*Objective*.
Can you rewrite the paragraph beginning "Provided further that" in the tax-law extract below as a short bulleted list that keeps its main facts?

Explanation : For the removal of doubts, it is hereby declared that income of the nature referred to in this clause payable for service rendered in India shall be regarded as income earned in India.

 

(iii) Income chargeable under the head "Salaries" payable by the Government to a citizen of India for service outside India;

 

(iv) A dividend paid by an Indian company outside India; 

 

(v) Income by way of interest payable by - (a) The Government; or

 

(b) A person who is a resident, except where the interest is payable in respect of any debt incurred or moneys borrowed and used, for the purposes of a business or profession carried on by such person outside India or for the purposes of making or earning any income from any source outside India; or

 

(c) A person who is a non-resident, where the interest is payable in respect of any debt incurred, or moneys borrowed and used, for the purposes of a business or profession carried on by such person in India; 

 

(vi) Income by way of royalty payable by - (a) The Government; or 

 

(b) A person who is a resident, except where the royalty is payable in respect of any right, property or information used or services utilised for the purposes of a business or profession carried on by such person outside India or for the purposes of making or earning any income from any source outside India; or

 

(c) A person who is a non-resident, where the royalty is payable in respect of any right, property or information used or services utilised for the purposes of a business or profession carried on by such person in India, or for the purposes of making or earning any income from any source in India :

 

Provided that nothing contained in this clause shall apply in relation to so much of the income by way of royalty as consists of lump sum consideration for the transfer outside India of, or the imparting of information outside India in respect of, any data, documentation, drawing or specification relating to any patent, invention, model, design, secret formula or process or trade mark or similar property, if such income is payable in pursuance of an agreement made before the 1st day of April, 1976, and the agreement is approved by the Central Government :

 

Provided further that nothing contained in this clause shall apply in relation to so much of the income by way of royalty as consists of lump sum payment made by a person, who is a resident, for the transfer of all or any rights (including the granting of a licence) in respect of computer software supplied by a non-resident manufacturer along with a computer or computer-based equipment under any scheme approved under the Policy on Computer Software Export, Software Development and Training, 1986 of the Government of India.

 

Explanation 1 : For the purposes of the first proviso, an agreement made on or after the 1st day of April, 1976, shall be deemed to have been made before that date if the agreement is made in accordance with proposals approved by the Central Government before that date; so, however, that, where the recipient of the income by way of royalty is a foreign company, the agreement shall not be deemed to have been made before that date unless, before the expiry of the time allowed under sub-section (1) or sub-section (2) of section 139 (whether fixed originally or on extension) for furnishing the return of income for the assessment year commencing on the 1st day of April, 1977, or the assessment year in respect of which such income first becomes chargeable to tax under this Act, whichever assessment year is later, the company exercises an option by furnishing a declaration in writing to the Assessing Officer (such option being final for that assessment year and for every subsequent assessment year) that the agreement may be regarded as an agreement made before the 1st day of April, 1976.

*Provided material*.

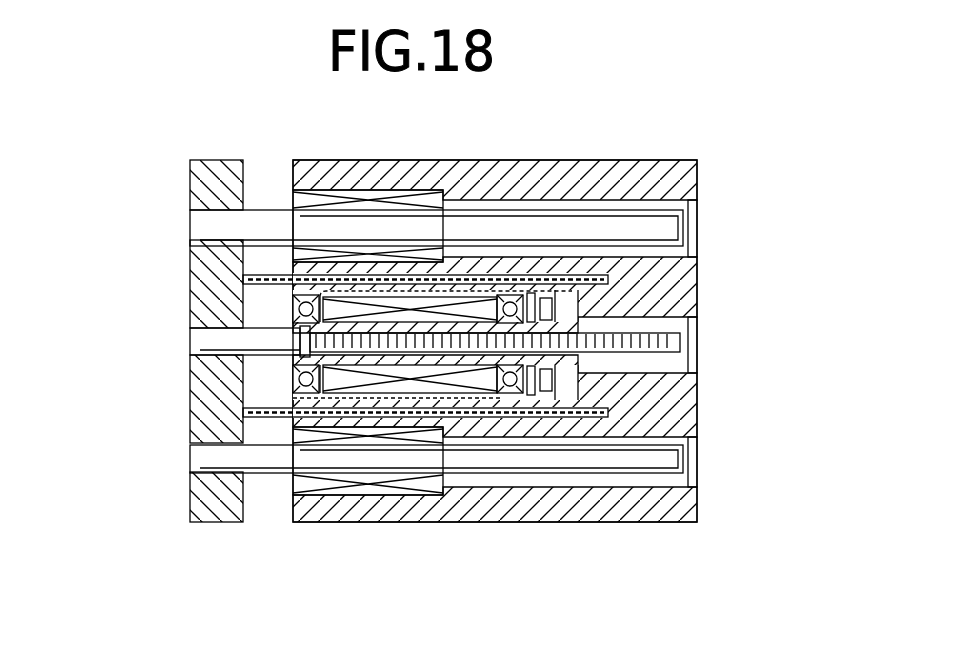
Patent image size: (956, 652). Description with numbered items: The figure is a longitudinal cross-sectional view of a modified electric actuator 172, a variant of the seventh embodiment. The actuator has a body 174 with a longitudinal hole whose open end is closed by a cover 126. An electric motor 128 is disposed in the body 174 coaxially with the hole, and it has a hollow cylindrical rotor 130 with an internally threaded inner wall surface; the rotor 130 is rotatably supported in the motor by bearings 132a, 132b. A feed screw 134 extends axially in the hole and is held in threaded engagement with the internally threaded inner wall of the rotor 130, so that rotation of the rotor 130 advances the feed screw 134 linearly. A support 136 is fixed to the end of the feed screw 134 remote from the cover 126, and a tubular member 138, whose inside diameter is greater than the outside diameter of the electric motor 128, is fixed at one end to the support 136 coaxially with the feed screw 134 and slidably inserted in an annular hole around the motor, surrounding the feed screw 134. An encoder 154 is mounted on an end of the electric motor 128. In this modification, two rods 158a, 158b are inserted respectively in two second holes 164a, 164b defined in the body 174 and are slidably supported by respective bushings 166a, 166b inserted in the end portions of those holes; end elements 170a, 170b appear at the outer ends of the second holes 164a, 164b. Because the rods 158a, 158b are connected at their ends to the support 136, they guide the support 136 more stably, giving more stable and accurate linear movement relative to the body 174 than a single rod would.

*Solution to the exercise*.
- The clause does not apply to royalty income that consists of a lump sum payment made by a resident.
- The payment is for the transfer of all or any rights in computer software, including the granting of a licence.
- The software is supplied by a non-resident manufacturer along with a computer or computer-based equipment.
- The supply is made under a scheme approved under the Government of India's Policy on Computer Software Export, Software Development and Training, 1986.